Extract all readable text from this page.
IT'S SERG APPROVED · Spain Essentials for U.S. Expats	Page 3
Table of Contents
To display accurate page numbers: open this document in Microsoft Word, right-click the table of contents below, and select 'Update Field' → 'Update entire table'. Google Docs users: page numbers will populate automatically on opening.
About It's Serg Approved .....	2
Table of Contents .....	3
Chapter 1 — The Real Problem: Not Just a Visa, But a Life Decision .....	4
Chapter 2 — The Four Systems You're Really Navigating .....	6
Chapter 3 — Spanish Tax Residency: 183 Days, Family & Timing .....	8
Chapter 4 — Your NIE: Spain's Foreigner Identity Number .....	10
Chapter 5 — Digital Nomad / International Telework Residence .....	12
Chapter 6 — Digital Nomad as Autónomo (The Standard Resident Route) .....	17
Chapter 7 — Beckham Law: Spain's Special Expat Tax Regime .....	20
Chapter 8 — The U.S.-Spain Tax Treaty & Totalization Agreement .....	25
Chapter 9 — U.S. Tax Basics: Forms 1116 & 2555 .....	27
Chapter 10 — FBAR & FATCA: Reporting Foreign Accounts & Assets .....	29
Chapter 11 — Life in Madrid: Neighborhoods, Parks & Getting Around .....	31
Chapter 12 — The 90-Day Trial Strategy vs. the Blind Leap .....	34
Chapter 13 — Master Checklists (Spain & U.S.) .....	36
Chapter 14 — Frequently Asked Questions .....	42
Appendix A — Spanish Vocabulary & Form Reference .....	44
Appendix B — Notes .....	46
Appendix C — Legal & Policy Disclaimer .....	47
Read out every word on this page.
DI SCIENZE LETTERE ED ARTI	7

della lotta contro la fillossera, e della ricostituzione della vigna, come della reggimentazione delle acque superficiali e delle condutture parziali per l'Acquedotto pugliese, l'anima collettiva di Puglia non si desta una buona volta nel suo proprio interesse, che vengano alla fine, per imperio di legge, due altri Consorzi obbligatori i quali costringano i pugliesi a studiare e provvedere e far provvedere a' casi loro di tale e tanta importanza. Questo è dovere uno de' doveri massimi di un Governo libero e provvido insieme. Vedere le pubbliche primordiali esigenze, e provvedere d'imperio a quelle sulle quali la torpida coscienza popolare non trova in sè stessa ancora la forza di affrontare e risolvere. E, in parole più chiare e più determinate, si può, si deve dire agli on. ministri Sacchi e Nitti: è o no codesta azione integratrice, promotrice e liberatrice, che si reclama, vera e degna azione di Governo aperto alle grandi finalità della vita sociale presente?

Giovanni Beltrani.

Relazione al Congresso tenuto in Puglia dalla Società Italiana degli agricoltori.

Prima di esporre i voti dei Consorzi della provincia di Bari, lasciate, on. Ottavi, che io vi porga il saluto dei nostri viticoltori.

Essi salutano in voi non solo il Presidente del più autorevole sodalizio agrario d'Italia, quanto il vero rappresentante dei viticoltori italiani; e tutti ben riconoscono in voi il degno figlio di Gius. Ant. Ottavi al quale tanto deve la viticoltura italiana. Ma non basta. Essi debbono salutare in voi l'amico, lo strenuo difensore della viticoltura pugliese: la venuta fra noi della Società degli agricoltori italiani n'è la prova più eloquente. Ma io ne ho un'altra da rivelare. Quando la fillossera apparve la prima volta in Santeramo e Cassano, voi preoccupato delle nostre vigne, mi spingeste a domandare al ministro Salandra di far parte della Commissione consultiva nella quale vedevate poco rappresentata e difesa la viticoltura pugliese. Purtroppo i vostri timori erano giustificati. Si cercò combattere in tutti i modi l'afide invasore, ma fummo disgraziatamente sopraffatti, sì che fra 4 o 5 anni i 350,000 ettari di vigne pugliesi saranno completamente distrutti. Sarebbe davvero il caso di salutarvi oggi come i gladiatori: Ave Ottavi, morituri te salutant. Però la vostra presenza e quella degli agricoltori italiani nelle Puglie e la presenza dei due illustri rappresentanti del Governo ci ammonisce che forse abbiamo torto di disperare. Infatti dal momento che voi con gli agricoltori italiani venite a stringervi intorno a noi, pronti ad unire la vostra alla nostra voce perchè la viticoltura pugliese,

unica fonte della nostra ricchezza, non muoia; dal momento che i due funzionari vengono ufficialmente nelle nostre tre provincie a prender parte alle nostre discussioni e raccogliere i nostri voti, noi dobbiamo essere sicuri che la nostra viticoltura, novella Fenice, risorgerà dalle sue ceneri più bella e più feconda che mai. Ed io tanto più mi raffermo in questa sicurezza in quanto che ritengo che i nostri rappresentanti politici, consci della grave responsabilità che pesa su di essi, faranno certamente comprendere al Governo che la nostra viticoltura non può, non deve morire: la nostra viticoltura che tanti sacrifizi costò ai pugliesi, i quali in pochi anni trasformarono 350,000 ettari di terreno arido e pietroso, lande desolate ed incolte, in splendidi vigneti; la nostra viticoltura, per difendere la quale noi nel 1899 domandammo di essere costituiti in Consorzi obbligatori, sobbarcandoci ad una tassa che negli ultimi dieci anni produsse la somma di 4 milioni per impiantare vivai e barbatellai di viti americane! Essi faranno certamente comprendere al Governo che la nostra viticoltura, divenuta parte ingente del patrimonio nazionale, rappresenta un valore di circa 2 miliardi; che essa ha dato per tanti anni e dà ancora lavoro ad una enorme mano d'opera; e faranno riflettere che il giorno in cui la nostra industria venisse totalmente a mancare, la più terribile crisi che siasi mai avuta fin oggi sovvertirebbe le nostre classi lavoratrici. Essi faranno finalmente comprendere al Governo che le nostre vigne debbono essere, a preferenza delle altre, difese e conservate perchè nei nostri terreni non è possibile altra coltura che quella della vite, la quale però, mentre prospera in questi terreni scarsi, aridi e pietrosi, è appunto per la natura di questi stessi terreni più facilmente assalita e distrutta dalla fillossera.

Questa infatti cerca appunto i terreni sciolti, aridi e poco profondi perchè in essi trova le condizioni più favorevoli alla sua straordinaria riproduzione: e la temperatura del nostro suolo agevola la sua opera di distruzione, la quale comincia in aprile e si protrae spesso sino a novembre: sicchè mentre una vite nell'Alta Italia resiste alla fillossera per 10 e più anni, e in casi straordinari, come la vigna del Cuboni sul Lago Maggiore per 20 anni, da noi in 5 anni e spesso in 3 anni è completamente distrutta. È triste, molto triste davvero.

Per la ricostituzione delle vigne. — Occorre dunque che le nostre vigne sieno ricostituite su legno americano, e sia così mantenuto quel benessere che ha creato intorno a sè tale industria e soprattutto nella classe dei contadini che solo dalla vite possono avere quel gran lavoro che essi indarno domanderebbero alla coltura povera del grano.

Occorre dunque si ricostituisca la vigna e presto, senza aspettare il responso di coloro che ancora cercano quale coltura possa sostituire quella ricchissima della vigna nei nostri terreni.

---

*SHORT TASK*. Within the listing above, copy each line that has the string "Appendix".

*WRITTEN ANSWER*.
Appendix A — Spanish Vocabulary & Form Reference .....	44
Appendix B — Notes .....	46
Appendix C — Legal & Policy Disclaimer .....	47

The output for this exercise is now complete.